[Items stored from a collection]
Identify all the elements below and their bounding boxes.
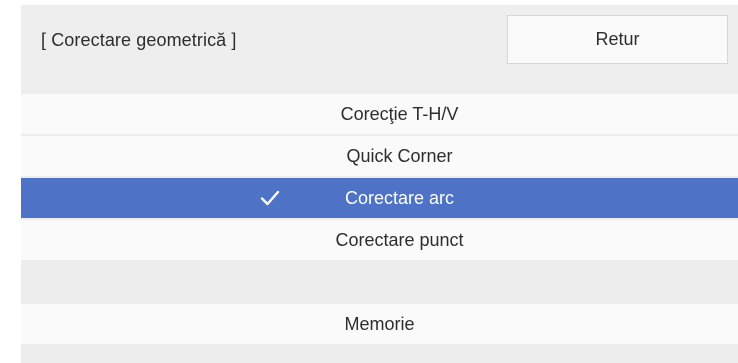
menu-item-label: Corecţie T-H/V bbox=[340, 103, 459, 124]
menu-item-label: Quick Corner bbox=[346, 145, 453, 166]
menu-item-label: Memorie bbox=[344, 313, 415, 334]
menu-spacer bbox=[21, 262, 738, 302]
menu-item-label: Corectare punct bbox=[335, 229, 464, 250]
menu-item-memory[interactable]: Memorie bbox=[21, 304, 738, 344]
menu-item-point-correction[interactable]: Corectare punct bbox=[21, 220, 738, 260]
panel-header: [ Corectare geometrică ] Retur bbox=[21, 5, 738, 87]
menu-item-tv-correction[interactable]: Corecţie T-H/V bbox=[21, 94, 738, 134]
geometry-correction-panel: [ Corectare geometrică ] Retur Corecţie … bbox=[21, 5, 738, 363]
return-button[interactable]: Retur bbox=[507, 15, 728, 64]
checkmark-icon bbox=[260, 190, 280, 206]
menu-item-quick-corner[interactable]: Quick Corner bbox=[21, 136, 738, 176]
page-title: [ Corectare geometrică ] bbox=[41, 30, 237, 50]
menu-item-label: Corectare arc bbox=[344, 187, 455, 208]
menu-item-arc-correction[interactable]: Corectare arc bbox=[21, 178, 738, 218]
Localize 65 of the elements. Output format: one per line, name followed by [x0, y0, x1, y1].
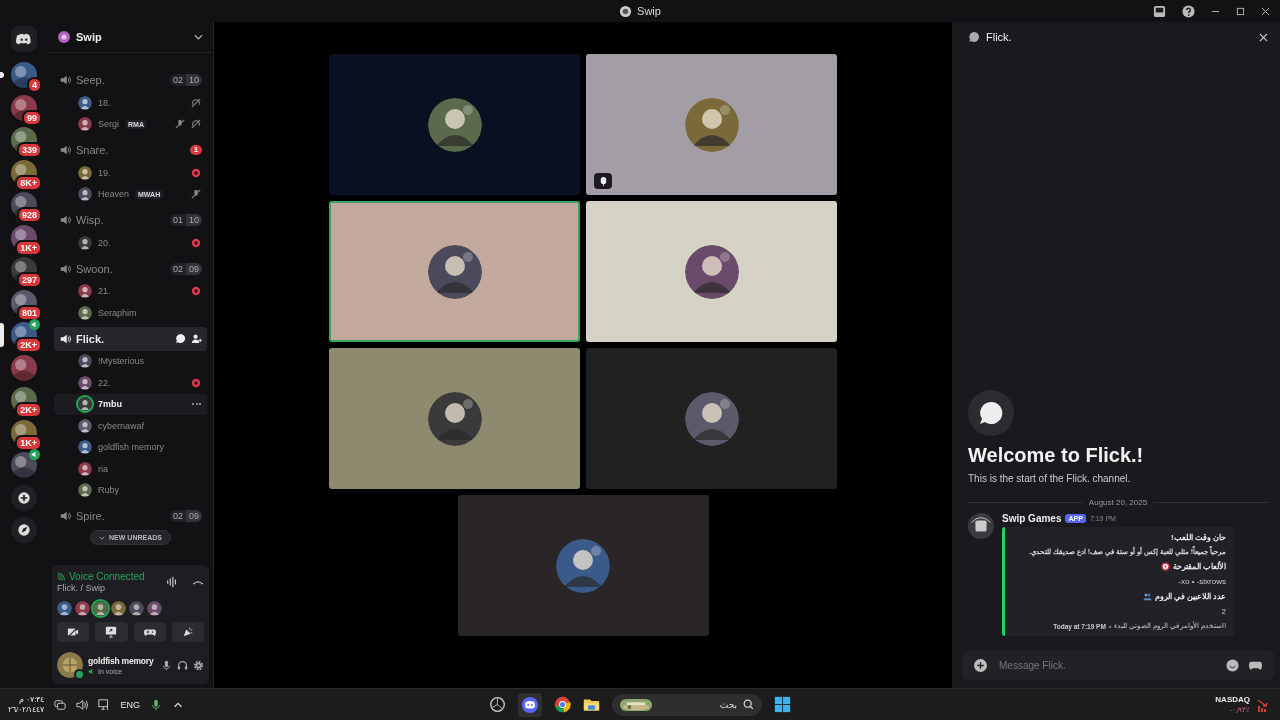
member-name: 22. [98, 377, 111, 388]
welcome-title: Welcome to Flick.! [968, 444, 1145, 467]
mention-badge: 1 [190, 145, 202, 155]
unread-count-badge: 2K+ [15, 337, 42, 353]
voice-member[interactable]: cybernawaf [54, 415, 207, 437]
channel-name: Spire. [76, 510, 106, 522]
voice-member[interactable]: Ruby [54, 479, 207, 501]
clock-date[interactable]: ٢٦/٠٢/١٤٤٧ [8, 704, 45, 715]
voice-member[interactable]: 19. [54, 162, 207, 184]
voice-member[interactable]: 21. [54, 280, 207, 302]
channel-name: Snare. [76, 144, 110, 156]
voice-channel[interactable]: Seep. 02 10 [54, 68, 207, 92]
member-name: Ruby [98, 485, 119, 496]
date-divider: August 20, 2025 [1088, 498, 1148, 507]
search-field[interactable]: بحث [612, 693, 762, 716]
voice-member[interactable]: !Mysterious [54, 350, 207, 372]
voice-channel[interactable]: Swoon. 02 09 [54, 256, 207, 281]
voice-channel[interactable]: Snare. 1 [54, 138, 207, 162]
window-title: Swip [637, 5, 661, 17]
member-name: 20. [98, 237, 111, 248]
message-author[interactable]: Swip Games [1002, 513, 1062, 524]
voice-member[interactable]: goldfish memory [54, 436, 207, 458]
channel-name: Wisp. [76, 214, 105, 226]
channel-name: Flick. [76, 332, 106, 345]
language-indicator[interactable]: ENG [120, 699, 140, 710]
welcome-text: This is the start of the Flick. channel. [968, 473, 1132, 484]
member-name: Seraphim [98, 307, 137, 318]
unread-count-badge: 2K+ [15, 402, 42, 418]
voice-channel[interactable]: Flick. [54, 326, 207, 351]
clock-time[interactable]: ٠٧:٣٤ م [19, 694, 45, 705]
voice-member[interactable]: 20. [54, 232, 207, 254]
voice-member[interactable]: ria [54, 458, 207, 480]
voice-member[interactable]: Seraphim [54, 302, 207, 324]
member-name: cybernawaf [98, 420, 145, 431]
voice-location[interactable]: Flick. / Swip [57, 583, 152, 593]
voice-member[interactable]: 22. [54, 372, 207, 394]
member-name: 19. [98, 167, 111, 178]
member-name: 7mbu [98, 399, 122, 410]
member-name: ria [98, 463, 108, 474]
channel-name: Seep. [76, 74, 106, 86]
embed-field-value: 2 [1221, 607, 1226, 616]
member-name: 18. [98, 97, 111, 108]
chat-title: Flick. [986, 31, 1013, 43]
channel-name: Swoon. [76, 262, 114, 275]
unread-count-badge: 928 [16, 207, 42, 223]
voice-member[interactable]: 18. [54, 92, 207, 114]
member-name: Heaven [98, 189, 130, 200]
member-name: Sergi [98, 119, 119, 130]
voice-member[interactable]: 7mbu [54, 393, 207, 415]
embed-title: حان وقت اللعب! [1170, 533, 1226, 542]
member-name: goldfish memory [98, 442, 165, 453]
server-name[interactable]: Swip [76, 31, 188, 43]
embed-field-value: -xo • -sixrows [1178, 577, 1226, 586]
message-input[interactable]: Message Flick. [997, 658, 1216, 672]
member-name: !Mysterious [98, 356, 144, 367]
search-input[interactable]: بحث [656, 698, 739, 711]
user-name: goldfish memory [88, 655, 155, 666]
unread-count-badge: 297 [16, 272, 42, 288]
voice-status: Voice Connected [69, 571, 145, 582]
unread-count-badge: 339 [16, 142, 42, 158]
ticker-name[interactable]: NASDAQ [1215, 694, 1250, 705]
voice-channel[interactable]: Spire. 02 09 [54, 504, 207, 528]
voice-channel[interactable]: Wisp. 01 10 [54, 208, 207, 232]
member-name: 21. [98, 286, 111, 297]
message-input-field[interactable]: Message Flick. [962, 650, 1274, 680]
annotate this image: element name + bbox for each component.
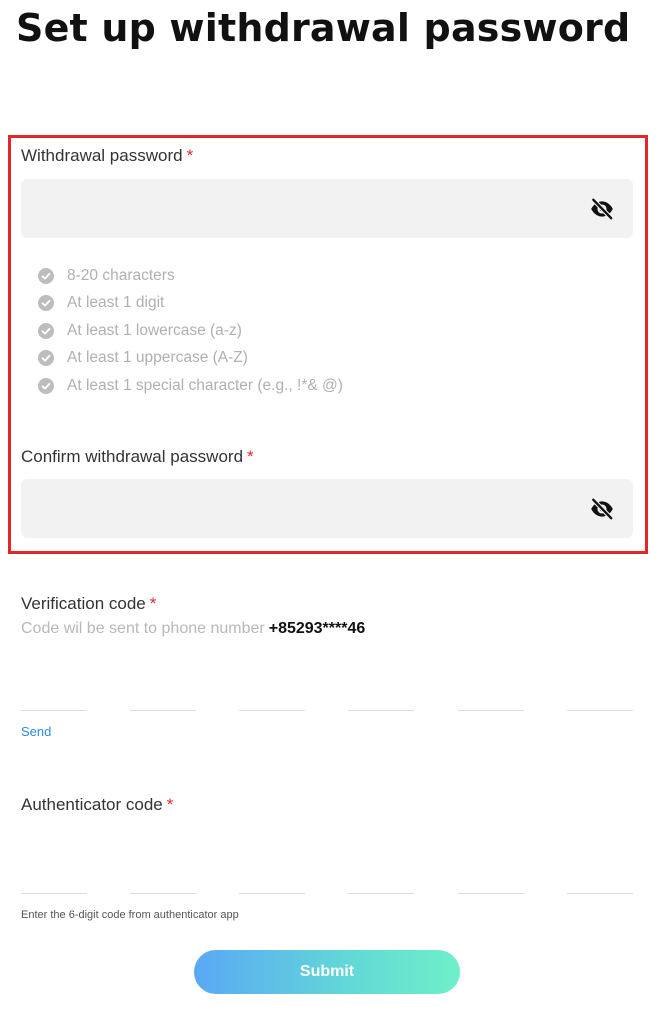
code-digit-box[interactable] <box>130 893 196 894</box>
setup-withdrawal-password-page: Set up withdrawal password Withdrawal pa… <box>0 0 664 1024</box>
password-rule-text: At least 1 special character (e.g., !*& … <box>67 376 343 394</box>
password-rule-text: 8-20 characters <box>67 266 175 284</box>
password-rule-text: At least 1 digit <box>67 294 165 312</box>
code-digit-box[interactable] <box>239 893 305 894</box>
password-rule-text: At least 1 lowercase (a-z) <box>67 321 242 339</box>
verification-code-input[interactable] <box>21 710 633 712</box>
password-rule: At least 1 lowercase (a-z) <box>38 317 343 345</box>
required-mark: * <box>149 594 157 613</box>
password-rule-text: At least 1 uppercase (A-Z) <box>67 349 248 367</box>
password-rules-list: 8-20 characters At least 1 digit At leas… <box>38 262 343 400</box>
check-circle-icon <box>38 377 54 394</box>
code-digit-box[interactable] <box>567 710 633 711</box>
required-mark: * <box>166 795 174 814</box>
confirm-password-label: Confirm withdrawal password * <box>21 447 254 467</box>
authenticator-help-text: Enter the 6-digit code from authenticato… <box>21 909 239 921</box>
code-digit-box[interactable] <box>458 893 524 894</box>
code-digit-box[interactable] <box>130 710 196 711</box>
check-circle-icon <box>38 295 54 312</box>
code-digit-box[interactable] <box>458 710 524 711</box>
required-mark: * <box>247 447 254 466</box>
code-digit-box[interactable] <box>239 710 305 711</box>
code-digit-box[interactable] <box>21 710 87 711</box>
required-mark: * <box>186 146 194 165</box>
code-digit-box[interactable] <box>21 893 87 894</box>
page-title: Set up withdrawal password <box>16 6 631 50</box>
eye-off-icon[interactable] <box>589 196 615 222</box>
authenticator-code-input[interactable] <box>21 893 633 895</box>
submit-button[interactable]: Submit <box>194 950 460 994</box>
code-digit-box[interactable] <box>348 893 414 894</box>
withdrawal-password-label-text: Withdrawal password <box>21 146 183 165</box>
withdrawal-password-input[interactable] <box>21 179 633 238</box>
code-digit-box[interactable] <box>348 710 414 711</box>
send-code-link[interactable]: Send <box>21 724 51 739</box>
verification-hint-text: Code wil be sent to phone number <box>21 620 265 637</box>
password-rule: At least 1 special character (e.g., !*& … <box>38 372 343 400</box>
check-circle-icon <box>38 322 54 339</box>
authenticator-code-label-text: Authenticator code <box>21 795 163 814</box>
password-rule: 8-20 characters <box>38 262 343 290</box>
code-digit-box[interactable] <box>567 893 633 894</box>
verification-code-label-text: Verification code <box>21 594 146 613</box>
confirm-password-input[interactable] <box>21 479 633 538</box>
check-circle-icon <box>38 267 54 284</box>
verification-hint: Code wil be sent to phone number +85293**… <box>21 620 365 638</box>
password-rule: At least 1 digit <box>38 290 343 318</box>
verification-code-label: Verification code * <box>21 594 156 614</box>
confirm-password-label-text: Confirm withdrawal password <box>21 447 244 466</box>
password-rule: At least 1 uppercase (A-Z) <box>38 345 343 373</box>
withdrawal-password-label: Withdrawal password * <box>21 146 193 166</box>
check-circle-icon <box>38 350 54 367</box>
authenticator-code-label: Authenticator code * <box>21 795 173 815</box>
eye-off-icon[interactable] <box>589 496 615 522</box>
masked-phone-number: +85293****46 <box>268 620 366 637</box>
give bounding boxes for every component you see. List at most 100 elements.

→ **Written task**
Output the lines from the records unchanged, beginning with the line that contains "member-name: 22. [98, 377, 111, 388]" and continuing through the line that contains "voice-member[interactable]: 19. [54, 162, 207, 184]".

→ **Answer to this exercise**
member-name: 22. [98, 377, 111, 388]
welcome-title: Welcome to Flick.! [968, 444, 1145, 467]
mention-badge: 1 [190, 145, 202, 155]
unread-count-badge: 2K+ [15, 337, 42, 353]
voice-member[interactable]: cybernawaf [54, 415, 207, 437]
channel-name: Spire. [76, 510, 106, 522]
voice-member[interactable]: Ruby [54, 479, 207, 501]
clock-date[interactable]: ٢٦/٠٢/١٤٤٧ [8, 704, 45, 715]
voice-member[interactable]: 19. [54, 162, 207, 184]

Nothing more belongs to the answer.